*WORK TO BE COMPLETED*
The listing below should be copied in full, word for word.

*PROVIDED RECORDS*
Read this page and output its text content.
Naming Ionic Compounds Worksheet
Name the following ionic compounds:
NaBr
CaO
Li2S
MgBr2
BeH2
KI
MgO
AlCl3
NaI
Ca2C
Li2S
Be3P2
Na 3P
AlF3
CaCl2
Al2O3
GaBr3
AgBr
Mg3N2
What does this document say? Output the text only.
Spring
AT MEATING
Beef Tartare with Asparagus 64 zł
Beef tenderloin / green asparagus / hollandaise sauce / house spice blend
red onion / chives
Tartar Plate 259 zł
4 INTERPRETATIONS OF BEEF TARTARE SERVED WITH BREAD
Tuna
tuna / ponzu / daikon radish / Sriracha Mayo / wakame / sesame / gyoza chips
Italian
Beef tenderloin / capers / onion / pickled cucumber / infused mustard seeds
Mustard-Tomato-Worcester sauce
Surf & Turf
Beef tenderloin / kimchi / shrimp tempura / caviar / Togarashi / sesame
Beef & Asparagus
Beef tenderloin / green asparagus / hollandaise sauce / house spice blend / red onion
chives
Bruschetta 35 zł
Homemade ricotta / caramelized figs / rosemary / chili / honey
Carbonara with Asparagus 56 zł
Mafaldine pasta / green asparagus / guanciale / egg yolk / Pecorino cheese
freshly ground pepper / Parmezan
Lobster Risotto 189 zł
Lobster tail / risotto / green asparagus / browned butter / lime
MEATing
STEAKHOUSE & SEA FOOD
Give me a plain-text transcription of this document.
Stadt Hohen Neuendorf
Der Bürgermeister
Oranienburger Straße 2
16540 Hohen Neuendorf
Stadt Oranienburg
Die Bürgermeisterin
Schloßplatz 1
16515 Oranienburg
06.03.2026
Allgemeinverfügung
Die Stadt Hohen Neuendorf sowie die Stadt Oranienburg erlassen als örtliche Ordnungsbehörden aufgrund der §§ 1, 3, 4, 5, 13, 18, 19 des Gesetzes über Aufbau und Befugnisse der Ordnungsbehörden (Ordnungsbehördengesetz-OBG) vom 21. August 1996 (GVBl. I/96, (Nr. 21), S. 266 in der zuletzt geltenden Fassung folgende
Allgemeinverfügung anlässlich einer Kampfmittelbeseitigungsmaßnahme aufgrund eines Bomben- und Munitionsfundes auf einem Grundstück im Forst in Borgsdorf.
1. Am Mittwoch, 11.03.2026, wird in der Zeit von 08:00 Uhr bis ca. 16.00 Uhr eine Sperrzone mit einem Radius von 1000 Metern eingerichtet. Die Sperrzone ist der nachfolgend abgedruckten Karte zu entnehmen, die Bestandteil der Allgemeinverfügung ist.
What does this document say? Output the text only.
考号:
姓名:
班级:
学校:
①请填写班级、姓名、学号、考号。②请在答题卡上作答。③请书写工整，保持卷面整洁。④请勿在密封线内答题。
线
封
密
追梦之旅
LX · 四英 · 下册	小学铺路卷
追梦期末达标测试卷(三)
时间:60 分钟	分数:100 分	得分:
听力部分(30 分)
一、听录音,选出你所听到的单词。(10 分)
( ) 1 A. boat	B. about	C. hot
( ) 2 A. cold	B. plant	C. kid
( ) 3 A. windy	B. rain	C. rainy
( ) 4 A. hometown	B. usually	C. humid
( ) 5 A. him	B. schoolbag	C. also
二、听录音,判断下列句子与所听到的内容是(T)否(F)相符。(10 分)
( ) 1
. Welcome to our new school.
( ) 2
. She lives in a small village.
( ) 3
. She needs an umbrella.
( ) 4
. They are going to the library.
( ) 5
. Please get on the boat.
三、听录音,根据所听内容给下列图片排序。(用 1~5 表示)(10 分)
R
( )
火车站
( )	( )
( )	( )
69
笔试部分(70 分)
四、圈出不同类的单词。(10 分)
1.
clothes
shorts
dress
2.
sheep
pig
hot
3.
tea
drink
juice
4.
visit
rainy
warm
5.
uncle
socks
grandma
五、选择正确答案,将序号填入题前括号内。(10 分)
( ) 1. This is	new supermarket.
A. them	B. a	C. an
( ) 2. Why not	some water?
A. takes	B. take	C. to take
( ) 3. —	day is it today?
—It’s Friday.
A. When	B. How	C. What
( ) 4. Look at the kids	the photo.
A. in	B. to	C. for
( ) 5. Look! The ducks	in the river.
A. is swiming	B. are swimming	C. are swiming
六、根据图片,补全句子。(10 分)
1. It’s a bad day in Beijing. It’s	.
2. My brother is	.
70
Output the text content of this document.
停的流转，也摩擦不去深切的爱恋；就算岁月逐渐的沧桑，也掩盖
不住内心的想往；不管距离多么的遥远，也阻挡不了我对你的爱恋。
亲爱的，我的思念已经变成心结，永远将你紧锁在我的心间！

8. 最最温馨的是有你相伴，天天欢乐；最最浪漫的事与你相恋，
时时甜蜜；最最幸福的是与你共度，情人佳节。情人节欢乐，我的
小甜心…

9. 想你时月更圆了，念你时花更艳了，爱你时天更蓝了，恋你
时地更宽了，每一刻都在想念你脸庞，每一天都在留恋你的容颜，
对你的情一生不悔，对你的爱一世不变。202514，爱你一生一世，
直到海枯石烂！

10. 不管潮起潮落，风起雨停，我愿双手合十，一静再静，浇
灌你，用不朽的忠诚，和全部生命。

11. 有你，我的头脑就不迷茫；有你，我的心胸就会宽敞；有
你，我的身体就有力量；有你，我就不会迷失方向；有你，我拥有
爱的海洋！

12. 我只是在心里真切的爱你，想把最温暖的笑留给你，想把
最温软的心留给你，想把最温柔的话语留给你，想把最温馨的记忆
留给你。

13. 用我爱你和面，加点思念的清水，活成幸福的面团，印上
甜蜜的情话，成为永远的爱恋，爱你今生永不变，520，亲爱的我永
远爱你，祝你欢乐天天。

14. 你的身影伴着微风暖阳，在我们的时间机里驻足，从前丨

*TASK RESULT*
Read this page and output its text content.
Naming Ionic Compounds Worksheet
Name the following ionic compounds:
NaBr
CaO
Li2S
MgBr2
BeH2
KI
MgO
AlCl3
NaI
Ca2C
Li2S
Be3P2
Na 3P
AlF3
CaCl2
Al2O3
GaBr3
AgBr
Mg3N2
What does this document say? Output the text only.
Spring
AT MEATING
Beef Tartare with Asparagus 64 zł
Beef tenderloin / green asparagus / hollandaise sauce / house spice blend
red onion / chives
Tartar Plate 259 zł
4 INTERPRETATIONS OF BEEF TARTARE SERVED WITH BREAD
Tuna
tuna / ponzu / daikon radish / Sriracha Mayo / wakame / sesame / gyoza chips
Italian
Beef tenderloin / capers / onion / pickled cucumber / infused mustard seeds
Mustard-Tomato-Worcester sauce
Surf & Turf
Beef tenderloin / kimchi / shrimp tempura / caviar / Togarashi / sesame
Beef & Asparagus
Beef tenderloin / green asparagus / hollandaise sauce / house spice blend / red onion
chives
Bruschetta 35 zł
Homemade ricotta / caramelized figs / rosemary / chili / honey
Carbonara with Asparagus 56 zł
Mafaldine pasta / green asparagus / guanciale / egg yolk / Pecorino cheese
freshly ground pepper / Parmezan
Lobster Risotto 189 zł
Lobster tail / risotto / green asparagus / browned butter / lime
MEATing
STEAKHOUSE & SEA FOOD
Give me a plain-text transcription of this document.
Stadt Hohen Neuendorf
Der Bürgermeister
Oranienburger Straße 2
16540 Hohen Neuendorf
Stadt Oranienburg
Die Bürgermeisterin
Schloßplatz 1
16515 Oranienburg
06.03.2026
Allgemeinverfügung
Die Stadt Hohen Neuendorf sowie die Stadt Oranienburg erlassen als örtliche Ordnungsbehörden aufgrund der §§ 1, 3, 4, 5, 13, 18, 19 des Gesetzes über Aufbau und Befugnisse der Ordnungsbehörden (Ordnungsbehördengesetz-OBG) vom 21. August 1996 (GVBl. I/96, (Nr. 21), S. 266 in der zuletzt geltenden Fassung folgende
Allgemeinverfügung anlässlich einer Kampfmittelbeseitigungsmaßnahme aufgrund eines Bomben- und Munitionsfundes auf einem Grundstück im Forst in Borgsdorf.
1. Am Mittwoch, 11.03.2026, wird in der Zeit von 08:00 Uhr bis ca. 16.00 Uhr eine Sperrzone mit einem Radius von 1000 Metern eingerichtet. Die Sperrzone ist der nachfolgend abgedruckten Karte zu entnehmen, die Bestandteil der Allgemeinverfügung ist.
What does this document say? Output the text only.
考号:
姓名:
班级:
学校:
①请填写班级、姓名、学号、考号。②请在答题卡上作答。③请书写工整，保持卷面整洁。④请勿在密封线内答题。
线
封
密
追梦之旅
LX · 四英 · 下册	小学铺路卷
追梦期末达标测试卷(三)
时间:60 分钟	分数:100 分	得分:
听力部分(30 分)
一、听录音,选出你所听到的单词。(10 分)
( ) 1 A. boat	B. about	C. hot
( ) 2 A. cold	B. plant	C. kid
( ) 3 A. windy	B. rain	C. rainy
( ) 4 A. hometown	B. usually	C. humid
( ) 5 A. him	B. schoolbag	C. also
二、听录音,判断下列句子与所听到的内容是(T)否(F)相符。(10 分)
( ) 1
. Welcome to our new school.
( ) 2
. She lives in a small village.
( ) 3
. She needs an umbrella.
( ) 4
. They are going to the library.
( ) 5
. Please get on the boat.
三、听录音,根据所听内容给下列图片排序。(用 1~5 表示)(10 分)
R
( )
火车站
( )	( )
( )	( )
69
笔试部分(70 分)
四、圈出不同类的单词。(10 分)
1.
clothes
shorts
dress
2.
sheep
pig
hot
3.
tea
drink
juice
4.
visit
rainy
warm
5.
uncle
socks
grandma
五、选择正确答案,将序号填入题前括号内。(10 分)
( ) 1. This is	new supermarket.
A. them	B. a	C. an
( ) 2. Why not	some water?
A. takes	B. take	C. to take
( ) 3. —	day is it today?
—It’s Friday.
A. When	B. How	C. What
( ) 4. Look at the kids	the photo.
A. in	B. to	C. for
( ) 5. Look! The ducks	in the river.
A. is swiming	B. are swimming	C. are swiming
六、根据图片,补全句子。(10 分)
1. It’s a bad day in Beijing. It’s	.
2. My brother is	.
70
Output the text content of this document.
停的流转，也摩擦不去深切的爱恋；就算岁月逐渐的沧桑，也掩盖
不住内心的想往；不管距离多么的遥远，也阻挡不了我对你的爱恋。
亲爱的，我的思念已经变成心结，永远将你紧锁在我的心间！

8. 最最温馨的是有你相伴，天天欢乐；最最浪漫的事与你相恋，
时时甜蜜；最最幸福的是与你共度，情人佳节。情人节欢乐，我的
小甜心…

9. 想你时月更圆了，念你时花更艳了，爱你时天更蓝了，恋你
时地更宽了，每一刻都在想念你脸庞，每一天都在留恋你的容颜，
对你的情一生不悔，对你的爱一世不变。202514，爱你一生一世，
直到海枯石烂！

10. 不管潮起潮落，风起雨停，我愿双手合十，一静再静，浇
灌你，用不朽的忠诚，和全部生命。

11. 有你，我的头脑就不迷茫；有你，我的心胸就会宽敞；有
你，我的身体就有力量；有你，我就不会迷失方向；有你，我拥有
爱的海洋！

12. 我只是在心里真切的爱你，想把最温暖的笑留给你，想把
最温软的心留给你，想把最温柔的话语留给你，想把最温馨的记忆
留给你。

13. 用我爱你和面，加点思念的清水，活成幸福的面团，印上
甜蜜的情话，成为永远的爱恋，爱你今生永不变，520，亲爱的我永
远爱你，祝你欢乐天天。

14. 你的身影伴着微风暖阳，在我们的时间机里驻足，从前丨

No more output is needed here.